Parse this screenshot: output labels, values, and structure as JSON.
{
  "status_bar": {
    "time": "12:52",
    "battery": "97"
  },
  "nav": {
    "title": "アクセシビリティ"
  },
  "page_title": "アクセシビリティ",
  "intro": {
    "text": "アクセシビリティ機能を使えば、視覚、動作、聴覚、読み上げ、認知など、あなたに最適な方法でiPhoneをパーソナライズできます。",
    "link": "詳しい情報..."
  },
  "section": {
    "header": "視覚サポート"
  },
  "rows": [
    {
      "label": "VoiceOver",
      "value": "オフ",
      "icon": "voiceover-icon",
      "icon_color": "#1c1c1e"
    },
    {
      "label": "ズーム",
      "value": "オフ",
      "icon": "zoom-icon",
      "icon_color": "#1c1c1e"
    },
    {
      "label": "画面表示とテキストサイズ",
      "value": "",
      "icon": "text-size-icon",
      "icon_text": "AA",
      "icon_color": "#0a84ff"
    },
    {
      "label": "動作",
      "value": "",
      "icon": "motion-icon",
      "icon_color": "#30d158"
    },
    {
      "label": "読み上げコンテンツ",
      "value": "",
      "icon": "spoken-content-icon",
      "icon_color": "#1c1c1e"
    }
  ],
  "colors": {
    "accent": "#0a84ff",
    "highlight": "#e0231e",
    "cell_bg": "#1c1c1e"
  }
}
__________
__AIM__.
What is needed here is an exact reproduction of all the entries.

__COMPLETE ANSWER__.
Parse this screenshot: output labels, values, and structure as JSON.
{
  "status_bar": {
    "time": "12:52",
    "battery": "97"
  },
  "nav": {
    "title": "アクセシビリティ"
  },
  "page_title": "アクセシビリティ",
  "intro": {
    "text": "アクセシビリティ機能を使えば、視覚、動作、聴覚、読み上げ、認知など、あなたに最適な方法でiPhoneをパーソナライズできます。",
    "link": "詳しい情報..."
  },
  "section": {
    "header": "視覚サポート"
  },
  "rows": [
    {
      "label": "VoiceOver",
      "value": "オフ",
      "icon": "voiceover-icon",
      "icon_color": "#1c1c1e"
    },
    {
      "label": "ズーム",
      "value": "オフ",
      "icon": "zoom-icon",
      "icon_color": "#1c1c1e"
    },
    {
      "label": "画面表示とテキストサイズ",
      "value": "",
      "icon": "text-size-icon",
      "icon_text": "AA",
      "icon_color": "#0a84ff"
    },
    {
      "label": "動作",
      "value": "",
      "icon": "motion-icon",
      "icon_color": "#30d158"
    },
    {
      "label": "読み上げコンテンツ",
      "value": "",
      "icon": "spoken-content-icon",
      "icon_color": "#1c1c1e"
    }
  ],
  "colors": {
    "accent": "#0a84ff",
    "highlight": "#e0231e",
    "cell_bg": "#1c1c1e"
  }
}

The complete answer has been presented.